▸ Задание
Воспроизведите целиком и без изменений отрывок о роде Игнатьевых.

▸ Отрывок
_____
И если в первом случае мы можем лишь подивиться тому, как столетьями вымирали дворянские семьи, оставляя по себе лишь эпистолярную память, интересную скорее профессиональному исследователю, то обретение писем и подготовка издания их отдельной книгой для потомков крестьянского рода Игнатьевых становится тем звеном в разорванной цепи межродовых отношений, которую выдумать писателю, конечно, можно, но чаще это звено сцепляет, спаивает сама жизнь. А уж смогут люди удержать кажущееся несоединимым из-за личных обид или ошибок, совершенных по гордыне, тут воля их. У Дм. Ермакова воссоединение происходит, может потому, что герои его много раз теряли, кажется, искомое, обретённое уже навсегда ими счастье, но не прекращая искать, заново находят тропинки к нему.

На фоне видимого благополучия рода Игнатьевых, проходит судьба односельчанина Сергея, разухабистого в молодости загуляя, спьяну убившего стариков. Это ему выпадет уйти в тюрьму в одной стране и вернуться в другой, когда осуждающие его поступок люди и сами учились грабить и убивать, а само слово «грабеж» стало называться банковской операцией или коммерческой сделкой, узаконенной вопреки совести и традициям человеческой жизни новой конституцией. Очень в тему у поэтессы Инны Кабыш есть стихотворение, в котором герой Максим Горький в последние часы своей жизни изучает сталинскую Конституцию. Поэт абсолютно резонно спрашивает: неужели он и правда считает эту книгу основным законом в жизни?

В одном из современных несколько раз выдвигаемых на различные премии романов подобный Сергею герой (бывший городской парень) глупо погибнет. В первый же день по возвращении с зоны его зарежут при попытке доказать деревенским: кто главный. Совсем не понимает «герой», что и время стало другое, и людям убить человека ничего не стоит, греха-то они в виртуальном мире не ведают. Так же как нет для них ни законов как таковых, ни «людишек в законе».
_____
Исходные данные:
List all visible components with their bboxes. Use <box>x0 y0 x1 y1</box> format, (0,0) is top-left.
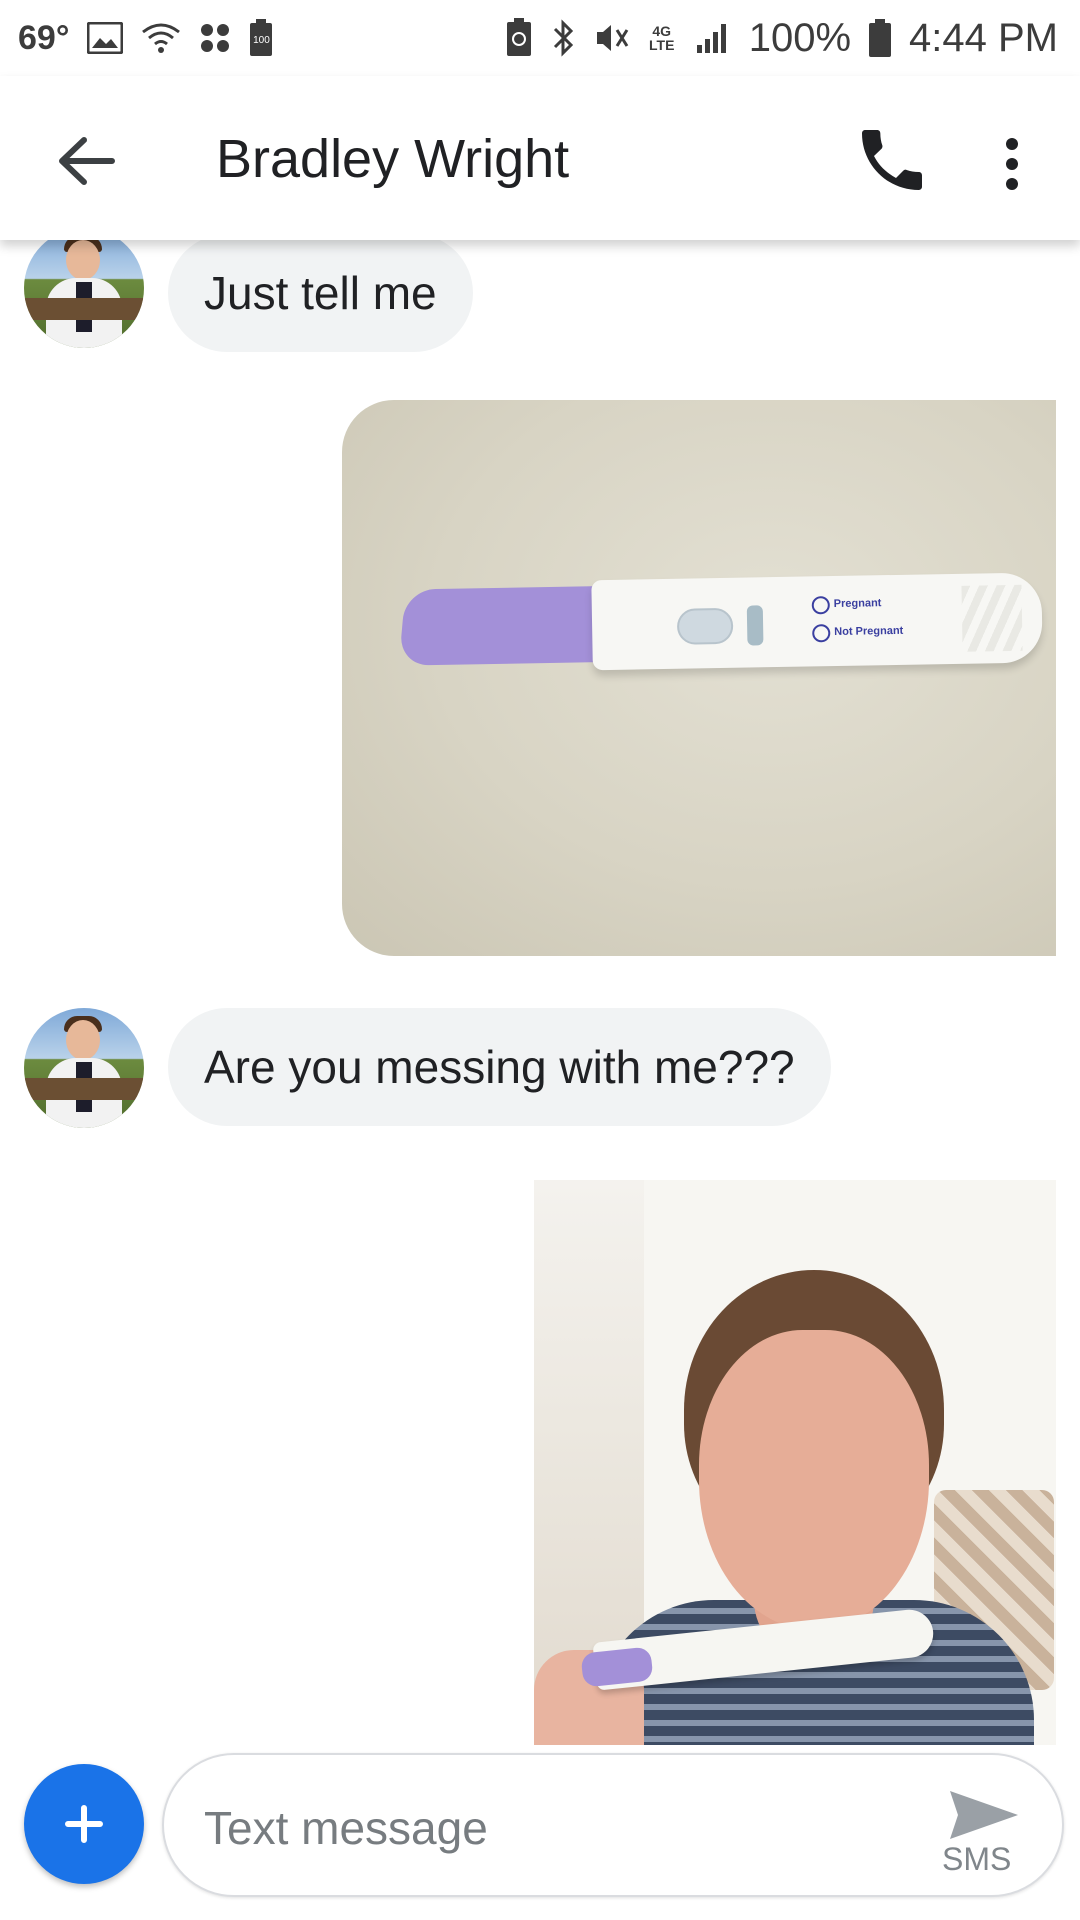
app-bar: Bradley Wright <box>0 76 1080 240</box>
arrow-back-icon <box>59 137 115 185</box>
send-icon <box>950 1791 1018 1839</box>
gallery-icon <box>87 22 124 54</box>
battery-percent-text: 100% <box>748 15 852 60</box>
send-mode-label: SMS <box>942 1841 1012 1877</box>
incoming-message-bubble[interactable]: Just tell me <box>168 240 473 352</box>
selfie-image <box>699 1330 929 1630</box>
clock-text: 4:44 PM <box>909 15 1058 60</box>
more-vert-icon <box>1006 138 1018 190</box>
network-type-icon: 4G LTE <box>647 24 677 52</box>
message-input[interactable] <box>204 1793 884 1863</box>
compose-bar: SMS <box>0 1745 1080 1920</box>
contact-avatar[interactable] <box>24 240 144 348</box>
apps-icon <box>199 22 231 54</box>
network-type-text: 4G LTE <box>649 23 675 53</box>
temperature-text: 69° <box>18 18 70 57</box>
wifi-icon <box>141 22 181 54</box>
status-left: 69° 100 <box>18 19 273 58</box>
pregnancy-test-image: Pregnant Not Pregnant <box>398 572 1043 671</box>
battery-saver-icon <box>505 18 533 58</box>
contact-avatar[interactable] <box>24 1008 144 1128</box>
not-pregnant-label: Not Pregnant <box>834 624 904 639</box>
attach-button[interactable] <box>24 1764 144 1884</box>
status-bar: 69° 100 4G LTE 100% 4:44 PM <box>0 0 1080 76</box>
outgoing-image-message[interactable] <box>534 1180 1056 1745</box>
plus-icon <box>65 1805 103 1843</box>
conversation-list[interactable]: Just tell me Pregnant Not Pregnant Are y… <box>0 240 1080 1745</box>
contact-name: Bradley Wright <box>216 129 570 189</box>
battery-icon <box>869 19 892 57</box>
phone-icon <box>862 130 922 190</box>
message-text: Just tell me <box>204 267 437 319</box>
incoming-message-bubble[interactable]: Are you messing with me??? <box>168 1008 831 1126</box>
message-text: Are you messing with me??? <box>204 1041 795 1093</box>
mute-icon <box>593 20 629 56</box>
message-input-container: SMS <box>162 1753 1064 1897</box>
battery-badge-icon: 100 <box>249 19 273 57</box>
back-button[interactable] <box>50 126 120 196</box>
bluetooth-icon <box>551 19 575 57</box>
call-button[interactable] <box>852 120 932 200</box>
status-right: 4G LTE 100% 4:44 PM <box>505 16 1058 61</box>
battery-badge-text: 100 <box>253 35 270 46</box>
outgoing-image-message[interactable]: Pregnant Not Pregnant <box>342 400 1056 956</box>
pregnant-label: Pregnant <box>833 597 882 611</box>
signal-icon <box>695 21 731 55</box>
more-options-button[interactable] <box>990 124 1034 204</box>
_____
▸ Ответ
И если в первом случае мы можем лишь подивиться тому, как столетьями вымирали дворянские семьи, оставляя по себе лишь эпистолярную память, интересную скорее профессиональному исследователю, то обретение писем и подготовка издания их отдельной книгой для потомков крестьянского рода Игнатьевых становится тем звеном в разорванной цепи межродовых отношений, которую выдумать писателю, конечно, можно, но чаще это звено сцепляет, спаивает сама жизнь. А уж смогут люди удержать кажущееся несоединимым из-за личных обид или ошибок, совершенных по гордыне, тут воля их. У Дм. Ермакова воссоединение происходит, может потому, что герои его много раз теряли, кажется, искомое, обретённое уже навсегда ими счастье, но не прекращая искать, заново находят тропинки к нему.

На фоне видимого благополучия рода Игнатьевых, проходит судьба односельчанина Сергея, разухабистого в молодости загуляя, спьяну убившего стариков. Это ему выпадет уйти в тюрьму в одной стране и вернуться в другой, когда осуждающие его поступок люди и сами учились грабить и убивать, а само слово «грабеж» стало называться банковской операцией или коммерческой сделкой, узаконенной вопреки совести и традициям человеческой жизни новой конституцией. Очень в тему у поэтессы Инны Кабыш есть стихотворение, в котором герой Максим Горький в последние часы своей жизни изучает сталинскую Конституцию. Поэт абсолютно резонно спрашивает: неужели он и правда считает эту книгу основным законом в жизни?

В одном из современных несколько раз выдвигаемых на различные премии романов подобный Сергею герой (бывший городской парень) глупо погибнет. В первый же день по возвращении с зоны его зарежут при попытке доказать деревенским: кто главный. Совсем не понимает «герой», что и время стало другое, и людям убить человека ничего не стоит, греха-то они в виртуальном мире не ведают. Так же как нет для них ни законов как таковых, ни «людишек в законе».